→ TASK DATA:
• • • •
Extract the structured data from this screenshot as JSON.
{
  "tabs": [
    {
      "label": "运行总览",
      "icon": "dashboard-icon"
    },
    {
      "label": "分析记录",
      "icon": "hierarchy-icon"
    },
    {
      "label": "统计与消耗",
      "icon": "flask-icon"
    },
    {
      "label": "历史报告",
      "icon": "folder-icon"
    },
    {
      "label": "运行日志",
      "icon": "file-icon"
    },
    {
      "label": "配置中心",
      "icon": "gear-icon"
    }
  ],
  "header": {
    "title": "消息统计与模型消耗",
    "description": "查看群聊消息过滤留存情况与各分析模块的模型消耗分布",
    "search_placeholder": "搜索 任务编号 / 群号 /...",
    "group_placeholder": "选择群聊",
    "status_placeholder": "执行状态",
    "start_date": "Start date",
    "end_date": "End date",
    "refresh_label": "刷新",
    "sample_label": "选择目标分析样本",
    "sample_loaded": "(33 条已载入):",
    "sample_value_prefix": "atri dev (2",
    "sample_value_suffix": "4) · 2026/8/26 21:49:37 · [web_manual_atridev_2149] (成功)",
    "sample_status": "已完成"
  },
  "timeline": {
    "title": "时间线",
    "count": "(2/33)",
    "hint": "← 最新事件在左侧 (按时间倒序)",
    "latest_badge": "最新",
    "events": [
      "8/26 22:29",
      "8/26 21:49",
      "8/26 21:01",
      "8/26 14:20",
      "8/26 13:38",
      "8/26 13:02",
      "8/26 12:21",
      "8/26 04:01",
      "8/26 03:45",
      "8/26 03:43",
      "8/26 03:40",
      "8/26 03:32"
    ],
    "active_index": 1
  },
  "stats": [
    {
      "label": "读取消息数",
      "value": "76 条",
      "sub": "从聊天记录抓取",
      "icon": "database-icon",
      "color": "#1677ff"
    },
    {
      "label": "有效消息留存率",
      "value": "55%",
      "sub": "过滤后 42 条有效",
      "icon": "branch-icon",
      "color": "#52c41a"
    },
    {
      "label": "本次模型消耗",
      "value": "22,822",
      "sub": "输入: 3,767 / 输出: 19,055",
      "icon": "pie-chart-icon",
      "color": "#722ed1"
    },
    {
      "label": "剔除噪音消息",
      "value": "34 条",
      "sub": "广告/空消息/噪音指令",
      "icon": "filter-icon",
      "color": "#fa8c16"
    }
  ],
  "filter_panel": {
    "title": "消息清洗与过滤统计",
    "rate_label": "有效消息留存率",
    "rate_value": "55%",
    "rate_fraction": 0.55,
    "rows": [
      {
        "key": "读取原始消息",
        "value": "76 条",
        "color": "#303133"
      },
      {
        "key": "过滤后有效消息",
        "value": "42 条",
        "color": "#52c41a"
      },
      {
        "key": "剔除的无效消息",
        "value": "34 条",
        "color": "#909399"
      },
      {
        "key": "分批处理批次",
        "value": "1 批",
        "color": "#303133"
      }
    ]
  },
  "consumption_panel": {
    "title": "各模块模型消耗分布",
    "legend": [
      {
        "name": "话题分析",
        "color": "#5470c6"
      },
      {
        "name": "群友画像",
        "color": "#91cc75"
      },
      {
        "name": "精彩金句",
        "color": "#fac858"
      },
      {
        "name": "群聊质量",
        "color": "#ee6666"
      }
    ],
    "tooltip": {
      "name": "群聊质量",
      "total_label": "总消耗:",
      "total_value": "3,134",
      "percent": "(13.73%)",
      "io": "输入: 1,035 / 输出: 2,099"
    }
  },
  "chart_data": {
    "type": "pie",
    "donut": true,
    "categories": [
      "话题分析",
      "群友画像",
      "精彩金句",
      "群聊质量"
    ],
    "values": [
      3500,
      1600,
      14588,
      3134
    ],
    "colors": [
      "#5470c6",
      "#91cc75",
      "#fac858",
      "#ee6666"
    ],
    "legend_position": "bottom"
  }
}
• • • •
→ WHAT IS REQUIRED:
Of the lines in the records, determine how many contain the word "icon", and report that number alone.

→ WRITTEN ANSWER:
10